> **Problem details**: Find the lines containing "misky" and say how many there are, with no other words.

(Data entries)
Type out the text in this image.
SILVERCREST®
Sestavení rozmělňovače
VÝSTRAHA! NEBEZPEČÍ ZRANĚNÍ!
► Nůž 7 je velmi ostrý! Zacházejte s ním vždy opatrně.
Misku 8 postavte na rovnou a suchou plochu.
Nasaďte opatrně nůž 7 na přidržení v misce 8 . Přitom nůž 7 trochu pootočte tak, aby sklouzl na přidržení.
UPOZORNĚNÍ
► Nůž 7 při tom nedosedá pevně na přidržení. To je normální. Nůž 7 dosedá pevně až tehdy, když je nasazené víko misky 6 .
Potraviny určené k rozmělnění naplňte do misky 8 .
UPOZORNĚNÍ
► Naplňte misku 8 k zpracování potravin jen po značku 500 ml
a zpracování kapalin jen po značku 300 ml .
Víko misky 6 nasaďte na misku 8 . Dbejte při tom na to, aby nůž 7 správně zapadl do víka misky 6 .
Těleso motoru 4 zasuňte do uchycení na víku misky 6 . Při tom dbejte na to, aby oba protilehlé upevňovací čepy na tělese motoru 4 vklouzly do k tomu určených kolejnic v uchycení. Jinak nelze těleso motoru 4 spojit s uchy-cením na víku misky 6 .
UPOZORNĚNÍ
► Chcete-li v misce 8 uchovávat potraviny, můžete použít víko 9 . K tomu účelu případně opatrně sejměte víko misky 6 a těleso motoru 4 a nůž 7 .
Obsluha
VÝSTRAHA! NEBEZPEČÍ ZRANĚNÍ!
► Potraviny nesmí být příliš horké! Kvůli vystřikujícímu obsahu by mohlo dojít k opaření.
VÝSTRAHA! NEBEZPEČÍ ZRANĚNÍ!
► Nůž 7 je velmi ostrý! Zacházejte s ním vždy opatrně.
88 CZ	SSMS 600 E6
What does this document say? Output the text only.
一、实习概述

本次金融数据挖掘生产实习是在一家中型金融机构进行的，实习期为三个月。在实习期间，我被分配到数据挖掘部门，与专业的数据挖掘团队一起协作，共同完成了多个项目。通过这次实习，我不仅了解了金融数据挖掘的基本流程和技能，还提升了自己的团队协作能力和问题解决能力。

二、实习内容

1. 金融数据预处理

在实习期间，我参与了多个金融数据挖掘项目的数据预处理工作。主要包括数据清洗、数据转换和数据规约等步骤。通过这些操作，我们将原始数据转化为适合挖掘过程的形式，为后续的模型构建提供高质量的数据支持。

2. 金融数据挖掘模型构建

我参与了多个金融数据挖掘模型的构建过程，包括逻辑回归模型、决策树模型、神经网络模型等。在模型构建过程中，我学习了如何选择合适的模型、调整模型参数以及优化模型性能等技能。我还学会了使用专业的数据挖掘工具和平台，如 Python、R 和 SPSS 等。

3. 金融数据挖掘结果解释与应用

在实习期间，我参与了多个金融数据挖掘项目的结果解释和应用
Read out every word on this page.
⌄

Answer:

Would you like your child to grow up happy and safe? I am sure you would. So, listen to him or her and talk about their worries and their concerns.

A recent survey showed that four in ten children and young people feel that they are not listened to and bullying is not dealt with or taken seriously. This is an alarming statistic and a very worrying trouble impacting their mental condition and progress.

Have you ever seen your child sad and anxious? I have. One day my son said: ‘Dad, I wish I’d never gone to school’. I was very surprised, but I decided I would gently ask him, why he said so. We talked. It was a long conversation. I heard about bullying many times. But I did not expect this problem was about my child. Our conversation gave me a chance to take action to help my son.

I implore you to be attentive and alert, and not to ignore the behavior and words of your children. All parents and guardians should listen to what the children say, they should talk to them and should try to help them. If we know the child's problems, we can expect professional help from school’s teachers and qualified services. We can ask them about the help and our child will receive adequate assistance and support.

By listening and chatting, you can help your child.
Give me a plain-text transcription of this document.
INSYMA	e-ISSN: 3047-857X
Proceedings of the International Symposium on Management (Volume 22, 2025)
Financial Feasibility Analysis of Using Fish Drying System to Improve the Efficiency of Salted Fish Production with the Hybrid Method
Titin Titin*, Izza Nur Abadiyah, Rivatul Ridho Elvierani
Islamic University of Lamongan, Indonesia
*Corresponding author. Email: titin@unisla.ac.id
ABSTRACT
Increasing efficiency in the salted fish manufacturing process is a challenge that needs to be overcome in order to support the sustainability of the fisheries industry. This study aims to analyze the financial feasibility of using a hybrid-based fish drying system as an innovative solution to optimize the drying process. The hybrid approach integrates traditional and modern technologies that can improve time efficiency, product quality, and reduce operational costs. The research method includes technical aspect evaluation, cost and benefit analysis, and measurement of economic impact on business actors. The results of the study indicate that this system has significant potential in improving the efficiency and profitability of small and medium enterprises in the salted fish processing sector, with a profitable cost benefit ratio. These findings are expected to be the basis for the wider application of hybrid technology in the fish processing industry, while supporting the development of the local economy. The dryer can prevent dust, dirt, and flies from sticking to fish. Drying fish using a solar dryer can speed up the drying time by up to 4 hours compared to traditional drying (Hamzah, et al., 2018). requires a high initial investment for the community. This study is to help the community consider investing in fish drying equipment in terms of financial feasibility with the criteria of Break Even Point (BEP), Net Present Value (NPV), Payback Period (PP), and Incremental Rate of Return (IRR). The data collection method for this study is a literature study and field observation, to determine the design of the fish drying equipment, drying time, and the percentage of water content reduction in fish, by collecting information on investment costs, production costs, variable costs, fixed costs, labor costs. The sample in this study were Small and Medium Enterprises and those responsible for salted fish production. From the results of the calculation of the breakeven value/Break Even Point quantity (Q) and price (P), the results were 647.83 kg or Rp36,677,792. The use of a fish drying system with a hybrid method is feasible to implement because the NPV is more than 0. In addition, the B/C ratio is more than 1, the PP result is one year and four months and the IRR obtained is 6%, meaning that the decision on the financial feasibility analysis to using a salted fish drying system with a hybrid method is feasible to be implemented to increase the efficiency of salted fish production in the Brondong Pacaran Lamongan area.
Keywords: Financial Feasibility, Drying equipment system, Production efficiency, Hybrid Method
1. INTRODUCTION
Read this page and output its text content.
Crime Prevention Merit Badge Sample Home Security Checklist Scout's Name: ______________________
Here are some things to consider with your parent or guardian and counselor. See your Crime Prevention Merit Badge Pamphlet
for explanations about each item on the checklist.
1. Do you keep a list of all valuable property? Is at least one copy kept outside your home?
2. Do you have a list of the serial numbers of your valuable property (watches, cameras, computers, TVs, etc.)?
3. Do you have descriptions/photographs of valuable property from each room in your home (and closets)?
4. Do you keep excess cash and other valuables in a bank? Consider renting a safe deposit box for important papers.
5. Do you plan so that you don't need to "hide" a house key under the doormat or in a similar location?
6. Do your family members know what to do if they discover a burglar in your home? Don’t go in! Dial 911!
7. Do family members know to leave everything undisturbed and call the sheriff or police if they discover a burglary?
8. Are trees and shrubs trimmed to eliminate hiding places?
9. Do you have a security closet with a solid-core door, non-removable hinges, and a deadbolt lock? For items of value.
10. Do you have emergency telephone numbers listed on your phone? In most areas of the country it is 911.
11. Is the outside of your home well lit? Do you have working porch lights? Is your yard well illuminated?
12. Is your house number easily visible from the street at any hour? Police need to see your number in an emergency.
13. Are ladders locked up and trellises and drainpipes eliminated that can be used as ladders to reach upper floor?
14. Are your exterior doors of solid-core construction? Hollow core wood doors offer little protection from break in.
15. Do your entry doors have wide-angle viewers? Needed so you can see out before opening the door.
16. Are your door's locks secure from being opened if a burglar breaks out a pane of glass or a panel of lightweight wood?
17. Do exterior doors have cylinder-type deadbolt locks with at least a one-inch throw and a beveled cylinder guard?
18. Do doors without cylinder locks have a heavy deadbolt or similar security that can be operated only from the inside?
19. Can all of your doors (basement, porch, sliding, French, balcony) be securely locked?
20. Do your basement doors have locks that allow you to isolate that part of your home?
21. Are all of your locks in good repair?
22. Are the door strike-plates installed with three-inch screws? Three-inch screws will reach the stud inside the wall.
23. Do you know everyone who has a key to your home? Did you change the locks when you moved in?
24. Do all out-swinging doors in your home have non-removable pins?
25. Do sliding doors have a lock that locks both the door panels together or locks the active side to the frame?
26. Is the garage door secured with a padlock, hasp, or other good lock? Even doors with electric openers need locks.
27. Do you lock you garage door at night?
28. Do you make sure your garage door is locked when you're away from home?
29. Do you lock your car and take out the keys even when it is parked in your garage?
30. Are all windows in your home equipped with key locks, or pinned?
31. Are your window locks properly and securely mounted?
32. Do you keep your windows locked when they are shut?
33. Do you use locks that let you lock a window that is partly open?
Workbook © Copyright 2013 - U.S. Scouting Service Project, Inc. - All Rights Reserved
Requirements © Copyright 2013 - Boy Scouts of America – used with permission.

> **Exercise solution**: 5